STATED GOAL
Gather from the material every line that contains the string "booking".

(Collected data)
• • •
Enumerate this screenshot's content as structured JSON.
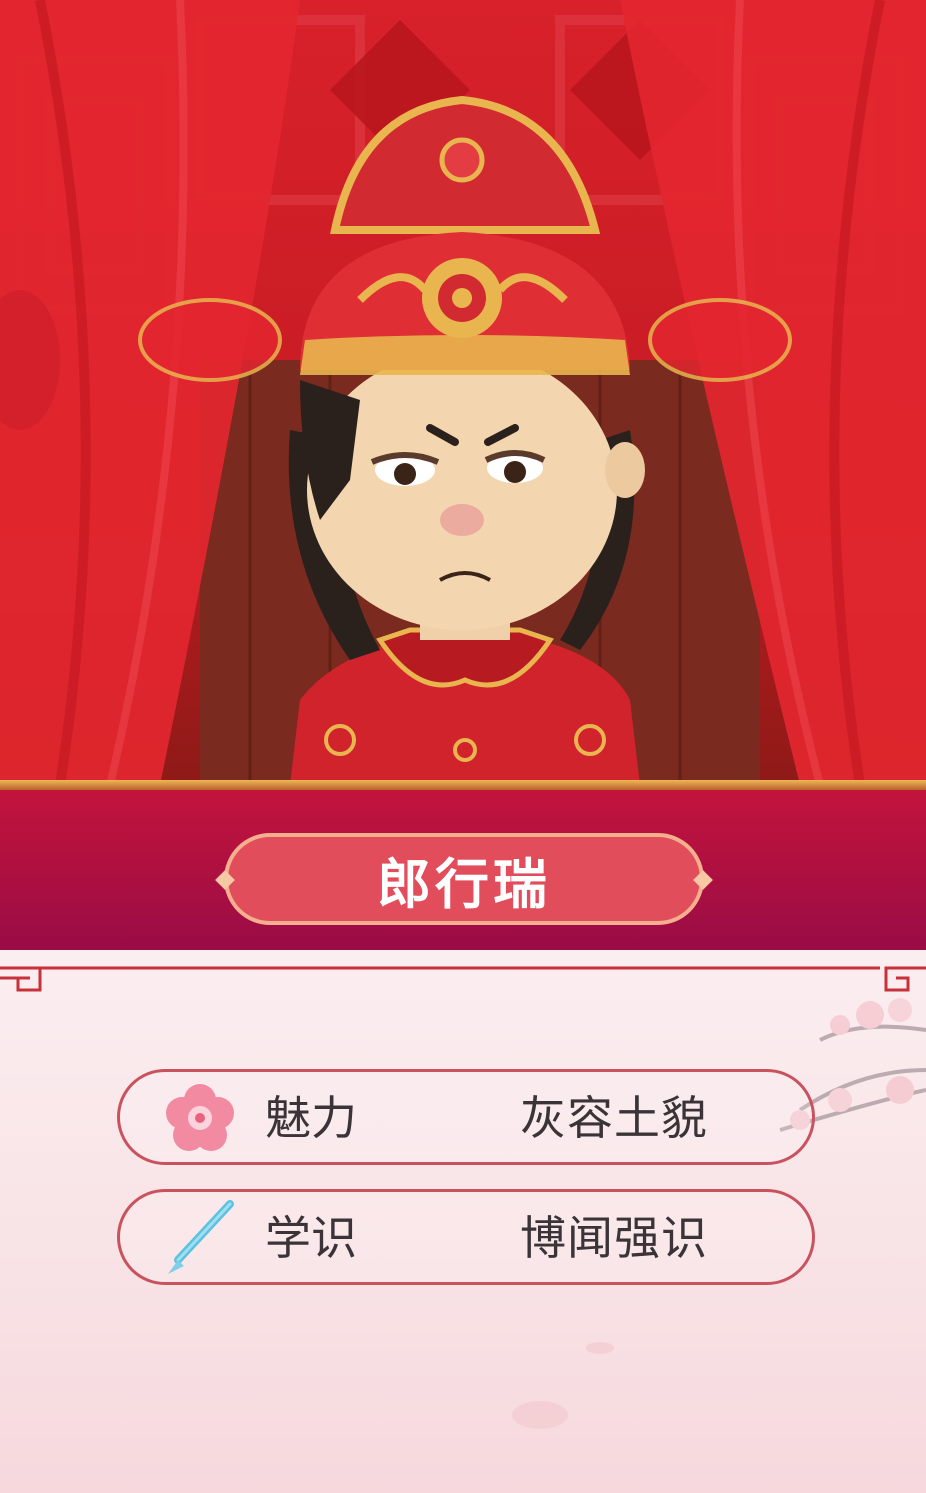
{
  "character": {
    "name": "郎行瑞"
  },
  "stats": [
    {
      "label": "魅力",
      "value": "灰容土貌",
      "icon": "plum-blossom-icon"
    },
    {
      "label": "学识",
      "value": "博闻强识",
      "icon": "brush-pen-icon"
    }
  ],
  "colors": {
    "accent_red": "#c2143c",
    "plate": "#e24d5c",
    "gold": "#e9b54e",
    "border_pink": "#c8525e"
  }
}
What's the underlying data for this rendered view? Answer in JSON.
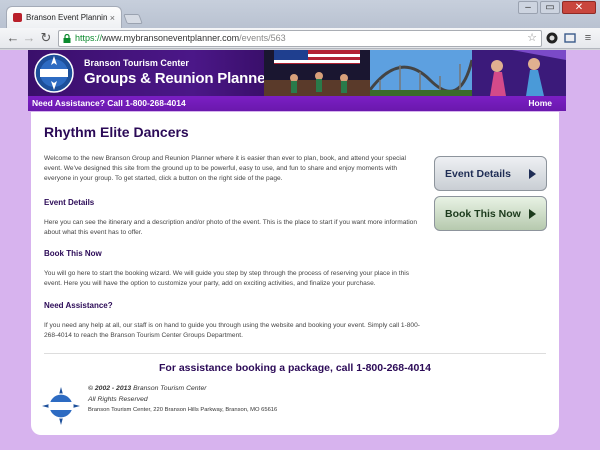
{
  "browser": {
    "tab_title": "Branson Event Planning S",
    "url_scheme": "https://",
    "url_host": "www.mybransoneventplanner.com",
    "url_path": "/events/563",
    "minimize": "–",
    "restore": "▭",
    "close": "✕"
  },
  "banner": {
    "subtitle": "Branson Tourism Center",
    "title": "Groups & Reunion Planner"
  },
  "assistbar": {
    "text": "Need Assistance? Call 1-800-268-4014",
    "home": "Home"
  },
  "content": {
    "title": "Rhythm Elite Dancers",
    "intro": "Welcome to the new Branson Group and Reunion Planner where it is easier than ever to plan, book, and attend your special event. We've designed this site from the ground up to be powerful, easy to use, and fun to share and enjoy moments with everyone in your group. To get started, click a button on the right side of the page.",
    "h_details": "Event Details",
    "p_details": "Here you can see the itinerary and a description and/or photo of the event. This is the place to start if you want more information about what this event has to offer.",
    "h_book": "Book This Now",
    "p_book": "You will go here to start the booking wizard. We will guide you step by step through the process of reserving your place in this event. Here you will have the option to customize your party, add on exciting activities, and finalize your purchase.",
    "h_assist": "Need Assistance?",
    "p_assist": "If you need any help at all, our staff is on hand to guide you through using the website and booking your event. Simply call 1-800-268-4014 to reach the Branson Tourism Center Groups Department."
  },
  "buttons": {
    "details": "Event Details",
    "book": "Book This Now"
  },
  "footer": {
    "callout": "For assistance booking a package, call 1-800-268-4014",
    "copyright_bold": "© 2002 - 2013",
    "copyright_rest": " Branson Tourism Center",
    "rights": "All Rights Reserved",
    "address": "Branson Tourism Center, 220 Branson Hills Parkway, Branson, MO 65616"
  },
  "colors": {
    "purple_dark": "#2b0a57",
    "purple_bar": "#6a18ad",
    "page_bg": "#d7b3ee",
    "url_green": "#0b8a2e"
  }
}
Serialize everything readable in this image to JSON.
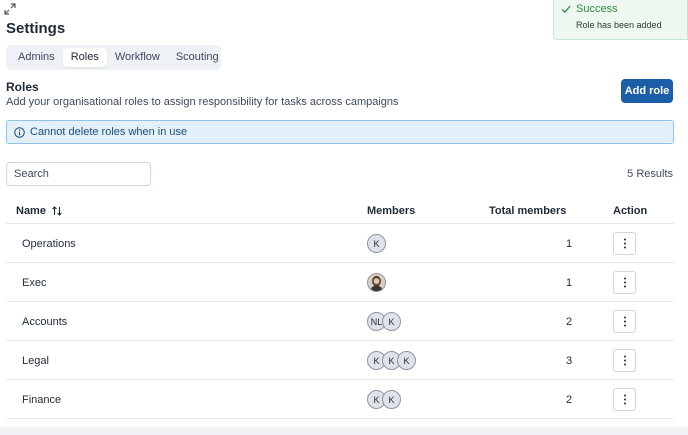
{
  "page": {
    "title": "Settings"
  },
  "tabs": [
    {
      "label": "Admins",
      "active": false
    },
    {
      "label": "Roles",
      "active": true
    },
    {
      "label": "Workflow",
      "active": false
    },
    {
      "label": "Scouting",
      "active": false
    }
  ],
  "section": {
    "title": "Roles",
    "description": "Add your organisational roles to assign responsibility for tasks across campaigns",
    "add_button": "Add role"
  },
  "info_banner": {
    "text": "Cannot delete roles when in use",
    "icon": "info-icon"
  },
  "search": {
    "placeholder": "Search",
    "value": ""
  },
  "results_text": "5 Results",
  "table": {
    "headers": {
      "name": "Name",
      "members": "Members",
      "total": "Total members",
      "action": "Action"
    },
    "rows": [
      {
        "name": "Operations",
        "members": [
          "K"
        ],
        "total": "1"
      },
      {
        "name": "Exec",
        "members": [
          "photo"
        ],
        "total": "1"
      },
      {
        "name": "Accounts",
        "members": [
          "NL",
          "K"
        ],
        "total": "2"
      },
      {
        "name": "Legal",
        "members": [
          "K",
          "K",
          "K"
        ],
        "total": "3"
      },
      {
        "name": "Finance",
        "members": [
          "K",
          "K"
        ],
        "total": "2"
      }
    ]
  },
  "toast": {
    "title": "Success",
    "message": "Role has been added"
  },
  "colors": {
    "primary": "#1d5ea8",
    "success": "#2e8a45",
    "info_bg": "#e4f1fb",
    "info_border": "#8fc3ea"
  }
}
• • •
WRITTEN REPLY
    "p_book": "You will go here to start the booking wizard. We will guide you step by step through the process of reserving your place in this event. Here you will have the option to customize your party, add on exciting activities, and finalize your purchase.",
    "p_assist": "If you need any help at all, our staff is on hand to guide you through using the website and booking your event. Simply call 1-800-268-4014 to reach the Branson Tourism Center Groups Department."
    "callout": "For assistance booking a package, call 1-800-268-4014",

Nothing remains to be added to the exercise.